* Direction: Below are entries to be transcribed exactly; exclude the pictures from the copy.

--- Start of Dataset records ---

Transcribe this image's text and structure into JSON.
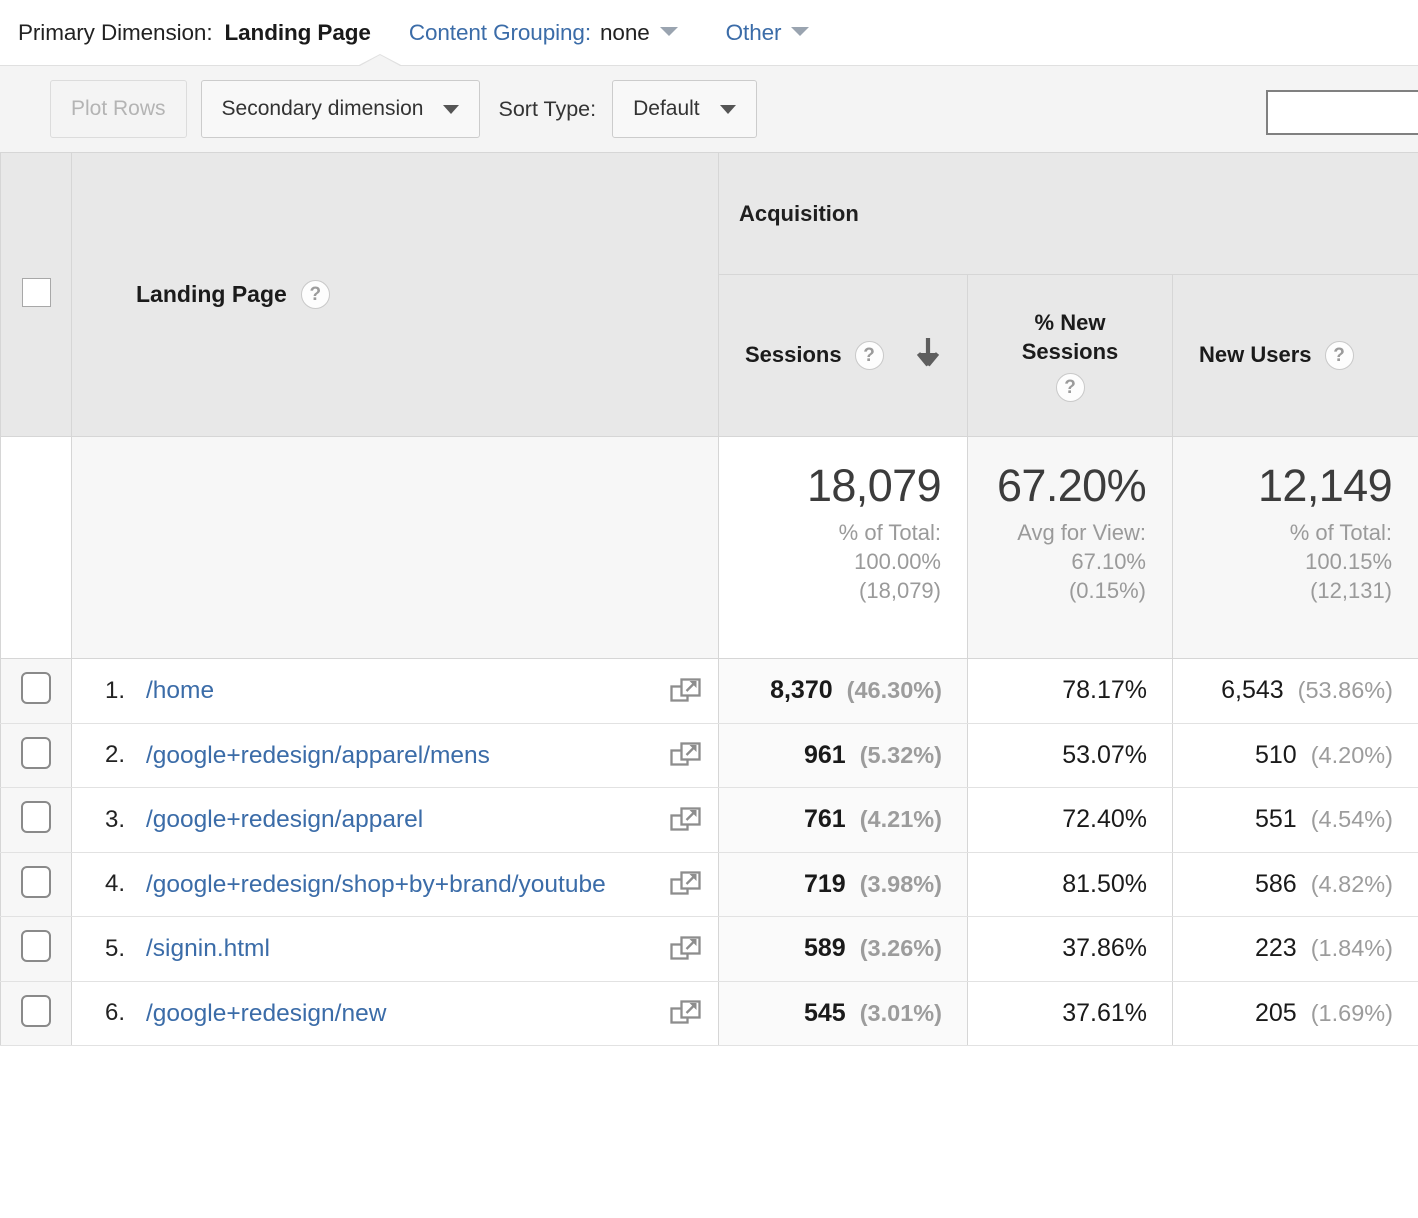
{
  "dimension_bar": {
    "primary_label": "Primary Dimension:",
    "primary_value": "Landing Page",
    "content_grouping_label": "Content Grouping:",
    "content_grouping_value": "none",
    "other_label": "Other"
  },
  "controls": {
    "plot_rows_label": "Plot Rows",
    "secondary_dimension_label": "Secondary dimension",
    "sort_type_label": "Sort Type:",
    "sort_type_value": "Default",
    "search_value": "",
    "search_placeholder": ""
  },
  "table": {
    "group_header": "Acquisition",
    "dimension_header": "Landing Page",
    "columns": [
      {
        "id": "sessions",
        "label": "Sessions",
        "sorted": true,
        "sort_direction": "desc"
      },
      {
        "id": "pct_new_sessions",
        "label": "% New\nSessions",
        "line1": "% New",
        "line2": "Sessions",
        "sorted": false
      },
      {
        "id": "new_users",
        "label": "New Users",
        "sorted": false
      }
    ],
    "totals": {
      "sessions": {
        "value": "18,079",
        "sub1": "% of Total:",
        "sub2": "100.00%",
        "sub3": "(18,079)"
      },
      "pct_new_sessions": {
        "value": "67.20%",
        "sub1": "Avg for View:",
        "sub2": "67.10%",
        "sub3": "(0.15%)"
      },
      "new_users": {
        "value": "12,149",
        "sub1": "% of Total:",
        "sub2": "100.15%",
        "sub3": "(12,131)"
      }
    },
    "rows": [
      {
        "rank": "1.",
        "landing_page": "/home",
        "sessions": "8,370",
        "sessions_pct": "(46.30%)",
        "pct_new_sessions": "78.17%",
        "new_users": "6,543",
        "new_users_pct": "(53.86%)"
      },
      {
        "rank": "2.",
        "landing_page": "/google+redesign/apparel/mens",
        "sessions": "961",
        "sessions_pct": "(5.32%)",
        "pct_new_sessions": "53.07%",
        "new_users": "510",
        "new_users_pct": "(4.20%)"
      },
      {
        "rank": "3.",
        "landing_page": "/google+redesign/apparel",
        "sessions": "761",
        "sessions_pct": "(4.21%)",
        "pct_new_sessions": "72.40%",
        "new_users": "551",
        "new_users_pct": "(4.54%)"
      },
      {
        "rank": "4.",
        "landing_page": "/google+redesign/shop+by+brand/youtube",
        "sessions": "719",
        "sessions_pct": "(3.98%)",
        "pct_new_sessions": "81.50%",
        "new_users": "586",
        "new_users_pct": "(4.82%)"
      },
      {
        "rank": "5.",
        "landing_page": "/signin.html",
        "sessions": "589",
        "sessions_pct": "(3.26%)",
        "pct_new_sessions": "37.86%",
        "new_users": "223",
        "new_users_pct": "(1.84%)"
      },
      {
        "rank": "6.",
        "landing_page": "/google+redesign/new",
        "sessions": "545",
        "sessions_pct": "(3.01%)",
        "pct_new_sessions": "37.61%",
        "new_users": "205",
        "new_users_pct": "(1.69%)"
      }
    ]
  },
  "icons": {
    "help": "?",
    "sort_desc": "down-arrow-icon",
    "open_in_new": "open-in-new-window-icon",
    "caret": "chevron-down-icon"
  },
  "colors": {
    "link": "#3b6ca8",
    "header_bg": "#e8e8e8",
    "muted_text": "#9a9a9a",
    "totals_text": "#3c3c3c"
  }
}
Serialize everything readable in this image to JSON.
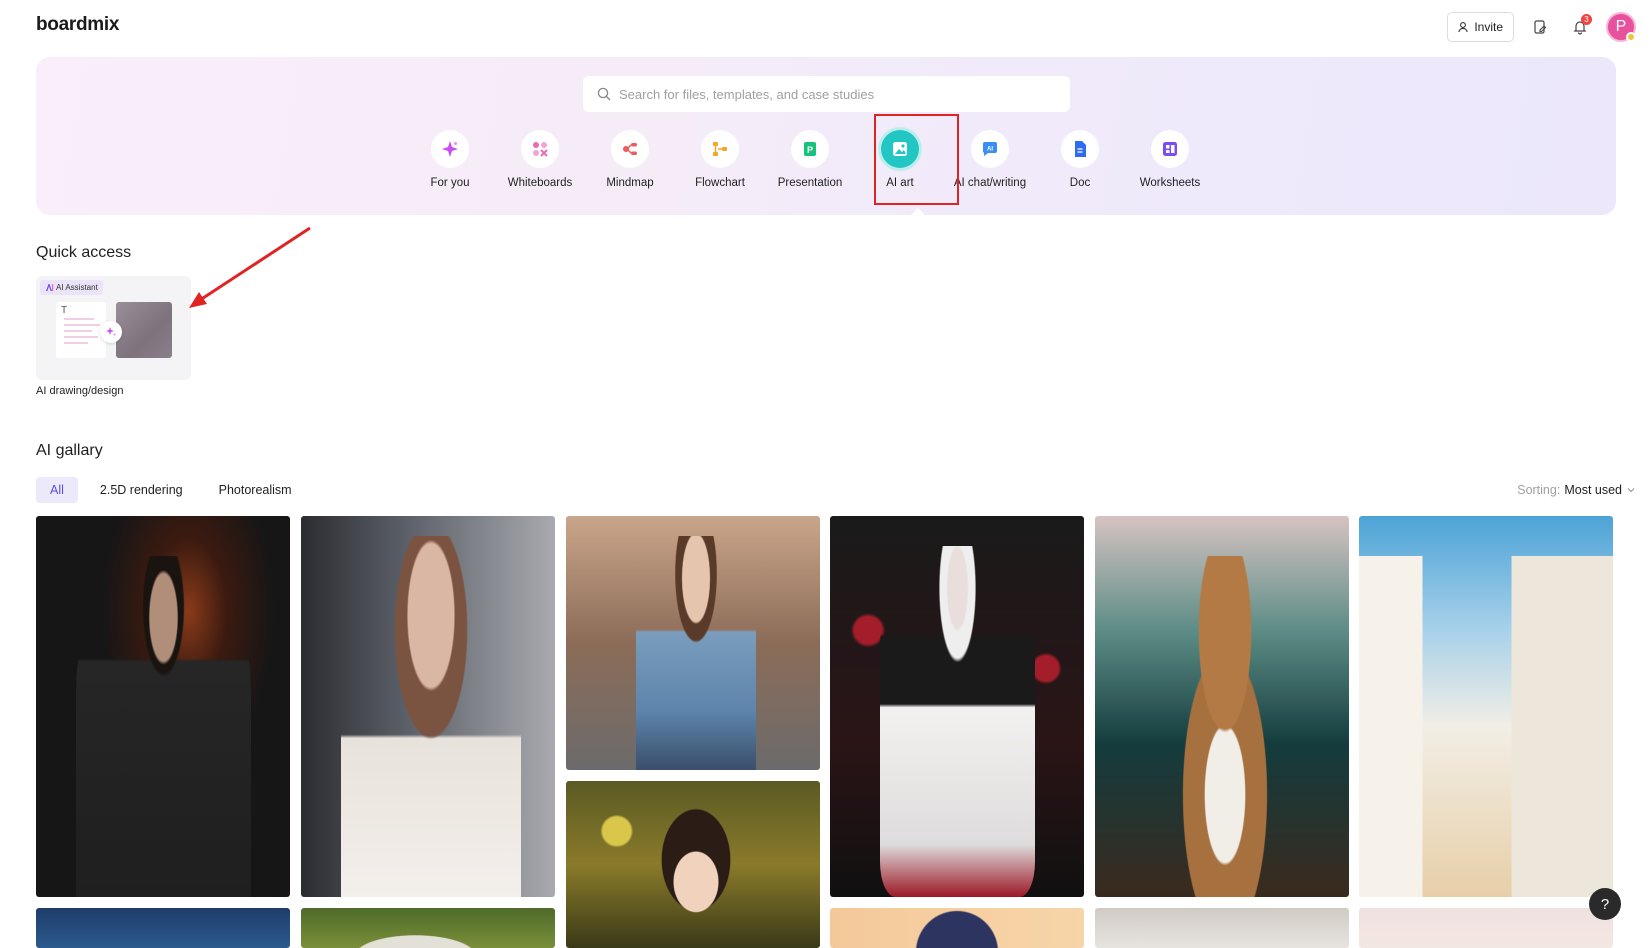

--- End of Dataset records ---

* The output:
Transcribe this image's text and structure into JSON.
{
  "dimension_bar": {
    "primary_label": "Primary Dimension:",
    "primary_value": "Landing Page",
    "content_grouping_label": "Content Grouping:",
    "content_grouping_value": "none",
    "other_label": "Other"
  },
  "controls": {
    "plot_rows_label": "Plot Rows",
    "secondary_dimension_label": "Secondary dimension",
    "sort_type_label": "Sort Type:",
    "sort_type_value": "Default",
    "search_value": "",
    "search_placeholder": ""
  },
  "table": {
    "group_header": "Acquisition",
    "dimension_header": "Landing Page",
    "columns": [
      {
        "id": "sessions",
        "label": "Sessions",
        "sorted": true,
        "sort_direction": "desc"
      },
      {
        "id": "pct_new_sessions",
        "label": "% New\nSessions",
        "line1": "% New",
        "line2": "Sessions",
        "sorted": false
      },
      {
        "id": "new_users",
        "label": "New Users",
        "sorted": false
      }
    ],
    "totals": {
      "sessions": {
        "value": "18,079",
        "sub1": "% of Total:",
        "sub2": "100.00%",
        "sub3": "(18,079)"
      },
      "pct_new_sessions": {
        "value": "67.20%",
        "sub1": "Avg for View:",
        "sub2": "67.10%",
        "sub3": "(0.15%)"
      },
      "new_users": {
        "value": "12,149",
        "sub1": "% of Total:",
        "sub2": "100.15%",
        "sub3": "(12,131)"
      }
    },
    "rows": [
      {
        "rank": "1.",
        "landing_page": "/home",
        "sessions": "8,370",
        "sessions_pct": "(46.30%)",
        "pct_new_sessions": "78.17%",
        "new_users": "6,543",
        "new_users_pct": "(53.86%)"
      },
      {
        "rank": "2.",
        "landing_page": "/google+redesign/apparel/mens",
        "sessions": "961",
        "sessions_pct": "(5.32%)",
        "pct_new_sessions": "53.07%",
        "new_users": "510",
        "new_users_pct": "(4.20%)"
      },
      {
        "rank": "3.",
        "landing_page": "/google+redesign/apparel",
        "sessions": "761",
        "sessions_pct": "(4.21%)",
        "pct_new_sessions": "72.40%",
        "new_users": "551",
        "new_users_pct": "(4.54%)"
      },
      {
        "rank": "4.",
        "landing_page": "/google+redesign/shop+by+brand/youtube",
        "sessions": "719",
        "sessions_pct": "(3.98%)",
        "pct_new_sessions": "81.50%",
        "new_users": "586",
        "new_users_pct": "(4.82%)"
      },
      {
        "rank": "5.",
        "landing_page": "/signin.html",
        "sessions": "589",
        "sessions_pct": "(3.26%)",
        "pct_new_sessions": "37.86%",
        "new_users": "223",
        "new_users_pct": "(1.84%)"
      },
      {
        "rank": "6.",
        "landing_page": "/google+redesign/new",
        "sessions": "545",
        "sessions_pct": "(3.01%)",
        "pct_new_sessions": "37.61%",
        "new_users": "205",
        "new_users_pct": "(1.69%)"
      }
    ]
  },
  "icons": {
    "help": "?",
    "sort_desc": "down-arrow-icon",
    "open_in_new": "open-in-new-window-icon",
    "caret": "chevron-down-icon"
  },
  "colors": {
    "link": "#3b6ca8",
    "header_bg": "#e8e8e8",
    "muted_text": "#9a9a9a",
    "totals_text": "#3c3c3c"
  }
}
Serialize everything readable in this image to JSON.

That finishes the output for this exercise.